Records that describe figures:
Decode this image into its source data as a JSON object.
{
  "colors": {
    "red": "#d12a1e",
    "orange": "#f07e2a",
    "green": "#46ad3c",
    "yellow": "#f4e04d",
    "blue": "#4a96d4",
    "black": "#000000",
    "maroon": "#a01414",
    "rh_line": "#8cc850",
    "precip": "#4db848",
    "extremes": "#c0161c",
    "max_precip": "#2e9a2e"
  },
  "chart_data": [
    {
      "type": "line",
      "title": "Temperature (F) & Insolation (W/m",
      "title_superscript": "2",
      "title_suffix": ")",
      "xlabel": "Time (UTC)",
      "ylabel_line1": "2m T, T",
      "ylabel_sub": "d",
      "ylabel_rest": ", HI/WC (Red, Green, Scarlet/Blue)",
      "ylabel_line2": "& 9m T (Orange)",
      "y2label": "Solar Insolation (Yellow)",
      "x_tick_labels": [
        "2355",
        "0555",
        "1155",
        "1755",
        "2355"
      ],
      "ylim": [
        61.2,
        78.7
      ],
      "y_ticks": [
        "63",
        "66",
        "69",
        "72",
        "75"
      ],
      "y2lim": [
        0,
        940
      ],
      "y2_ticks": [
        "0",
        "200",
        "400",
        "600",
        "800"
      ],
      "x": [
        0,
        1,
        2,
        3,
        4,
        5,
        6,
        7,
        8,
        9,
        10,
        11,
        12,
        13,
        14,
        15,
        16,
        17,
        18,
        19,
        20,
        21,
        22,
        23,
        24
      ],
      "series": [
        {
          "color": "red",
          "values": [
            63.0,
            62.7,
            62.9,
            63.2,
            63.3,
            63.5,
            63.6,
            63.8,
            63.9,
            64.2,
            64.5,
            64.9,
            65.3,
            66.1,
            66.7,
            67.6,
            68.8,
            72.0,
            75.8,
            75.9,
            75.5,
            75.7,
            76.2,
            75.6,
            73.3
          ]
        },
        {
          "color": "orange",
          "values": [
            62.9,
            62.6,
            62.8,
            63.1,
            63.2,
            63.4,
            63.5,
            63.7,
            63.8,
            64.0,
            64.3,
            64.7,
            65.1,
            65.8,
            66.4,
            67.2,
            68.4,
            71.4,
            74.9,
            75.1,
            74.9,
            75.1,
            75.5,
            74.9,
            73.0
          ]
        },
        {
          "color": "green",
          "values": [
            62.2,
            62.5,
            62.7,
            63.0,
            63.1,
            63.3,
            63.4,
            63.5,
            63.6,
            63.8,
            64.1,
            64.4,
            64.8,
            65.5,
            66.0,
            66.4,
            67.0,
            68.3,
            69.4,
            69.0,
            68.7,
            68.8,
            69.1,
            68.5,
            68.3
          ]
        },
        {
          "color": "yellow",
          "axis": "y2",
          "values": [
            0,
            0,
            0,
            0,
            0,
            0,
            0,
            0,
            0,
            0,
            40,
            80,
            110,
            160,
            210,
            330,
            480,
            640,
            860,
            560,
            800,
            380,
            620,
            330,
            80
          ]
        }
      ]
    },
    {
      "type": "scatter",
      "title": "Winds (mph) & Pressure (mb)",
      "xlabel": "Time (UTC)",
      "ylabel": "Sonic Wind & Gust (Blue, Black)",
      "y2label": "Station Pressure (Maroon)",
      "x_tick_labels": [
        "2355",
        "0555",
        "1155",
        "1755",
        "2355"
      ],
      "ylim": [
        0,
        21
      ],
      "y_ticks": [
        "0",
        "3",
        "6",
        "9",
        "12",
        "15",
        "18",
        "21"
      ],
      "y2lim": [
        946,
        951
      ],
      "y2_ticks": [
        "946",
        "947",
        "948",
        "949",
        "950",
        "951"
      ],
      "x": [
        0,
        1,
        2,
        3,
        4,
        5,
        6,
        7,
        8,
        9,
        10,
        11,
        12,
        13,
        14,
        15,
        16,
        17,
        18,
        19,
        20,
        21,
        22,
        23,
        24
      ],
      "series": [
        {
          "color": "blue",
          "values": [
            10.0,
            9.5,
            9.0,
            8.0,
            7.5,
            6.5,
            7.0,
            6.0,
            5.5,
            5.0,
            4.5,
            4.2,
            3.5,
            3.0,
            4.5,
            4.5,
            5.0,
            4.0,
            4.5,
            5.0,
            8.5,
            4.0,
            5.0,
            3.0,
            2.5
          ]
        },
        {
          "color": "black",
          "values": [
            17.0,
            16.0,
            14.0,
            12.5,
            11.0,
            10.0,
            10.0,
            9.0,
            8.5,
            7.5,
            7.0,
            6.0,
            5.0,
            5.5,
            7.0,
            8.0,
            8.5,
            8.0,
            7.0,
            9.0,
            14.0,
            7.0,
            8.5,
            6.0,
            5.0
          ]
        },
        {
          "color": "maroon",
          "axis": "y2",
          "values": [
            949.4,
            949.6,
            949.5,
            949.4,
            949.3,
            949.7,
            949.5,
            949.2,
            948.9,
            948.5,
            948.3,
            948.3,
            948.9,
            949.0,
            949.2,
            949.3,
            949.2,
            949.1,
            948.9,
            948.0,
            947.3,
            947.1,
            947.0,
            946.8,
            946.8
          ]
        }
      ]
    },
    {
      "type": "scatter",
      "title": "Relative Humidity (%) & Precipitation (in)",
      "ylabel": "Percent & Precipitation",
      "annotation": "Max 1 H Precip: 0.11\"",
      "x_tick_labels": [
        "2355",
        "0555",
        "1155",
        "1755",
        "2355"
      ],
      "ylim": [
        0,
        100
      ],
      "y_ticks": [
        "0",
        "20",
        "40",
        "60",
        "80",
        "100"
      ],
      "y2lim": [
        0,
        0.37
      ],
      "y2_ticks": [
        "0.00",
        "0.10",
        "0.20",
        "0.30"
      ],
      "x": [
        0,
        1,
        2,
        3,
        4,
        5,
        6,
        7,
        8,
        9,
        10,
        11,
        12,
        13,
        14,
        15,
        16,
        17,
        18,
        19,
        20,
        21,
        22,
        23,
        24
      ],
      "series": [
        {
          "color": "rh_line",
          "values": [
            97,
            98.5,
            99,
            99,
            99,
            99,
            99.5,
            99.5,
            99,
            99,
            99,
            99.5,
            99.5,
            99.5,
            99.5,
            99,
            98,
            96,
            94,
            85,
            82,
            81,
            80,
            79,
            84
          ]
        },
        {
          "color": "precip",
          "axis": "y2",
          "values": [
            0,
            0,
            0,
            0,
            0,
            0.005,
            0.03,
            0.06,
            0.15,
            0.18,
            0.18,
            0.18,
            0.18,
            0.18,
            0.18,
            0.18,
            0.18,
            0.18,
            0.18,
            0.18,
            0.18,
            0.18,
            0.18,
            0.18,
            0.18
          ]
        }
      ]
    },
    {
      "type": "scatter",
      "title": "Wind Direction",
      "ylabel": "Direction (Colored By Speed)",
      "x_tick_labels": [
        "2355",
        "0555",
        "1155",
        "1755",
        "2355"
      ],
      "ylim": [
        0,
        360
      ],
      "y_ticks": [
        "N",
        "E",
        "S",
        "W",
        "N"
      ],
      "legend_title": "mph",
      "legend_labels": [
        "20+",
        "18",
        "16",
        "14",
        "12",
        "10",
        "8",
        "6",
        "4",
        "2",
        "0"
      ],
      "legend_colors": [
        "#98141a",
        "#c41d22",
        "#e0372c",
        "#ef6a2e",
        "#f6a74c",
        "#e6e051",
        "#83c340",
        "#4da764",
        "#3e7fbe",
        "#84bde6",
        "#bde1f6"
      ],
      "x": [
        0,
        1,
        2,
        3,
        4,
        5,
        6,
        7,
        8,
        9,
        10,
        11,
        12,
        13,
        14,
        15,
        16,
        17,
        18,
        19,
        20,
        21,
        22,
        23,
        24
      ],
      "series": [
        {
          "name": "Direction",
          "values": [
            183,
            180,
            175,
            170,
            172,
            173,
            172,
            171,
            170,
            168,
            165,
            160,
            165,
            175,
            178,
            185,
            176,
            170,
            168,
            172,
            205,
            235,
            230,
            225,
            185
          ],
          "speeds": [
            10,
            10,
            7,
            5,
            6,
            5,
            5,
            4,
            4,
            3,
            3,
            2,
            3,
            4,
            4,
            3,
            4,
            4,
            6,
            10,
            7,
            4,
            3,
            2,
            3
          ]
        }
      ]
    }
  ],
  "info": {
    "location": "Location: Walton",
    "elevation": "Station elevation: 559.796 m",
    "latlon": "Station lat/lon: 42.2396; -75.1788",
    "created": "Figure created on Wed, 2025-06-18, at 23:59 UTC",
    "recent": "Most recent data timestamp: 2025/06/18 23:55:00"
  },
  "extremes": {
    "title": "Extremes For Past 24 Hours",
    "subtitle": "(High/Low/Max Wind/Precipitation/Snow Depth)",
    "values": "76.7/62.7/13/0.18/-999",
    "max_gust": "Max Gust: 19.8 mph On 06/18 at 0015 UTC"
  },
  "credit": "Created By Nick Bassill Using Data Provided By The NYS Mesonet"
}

Goal:
Scan the records above for the string "Station", then report every line that contains it.

Exercise result:
      "y2label": "Station Pressure (Maroon)",
    "elevation": "Station elevation: 559.796 m",
    "latlon": "Station lat/lon: 42.2396; -75.1788",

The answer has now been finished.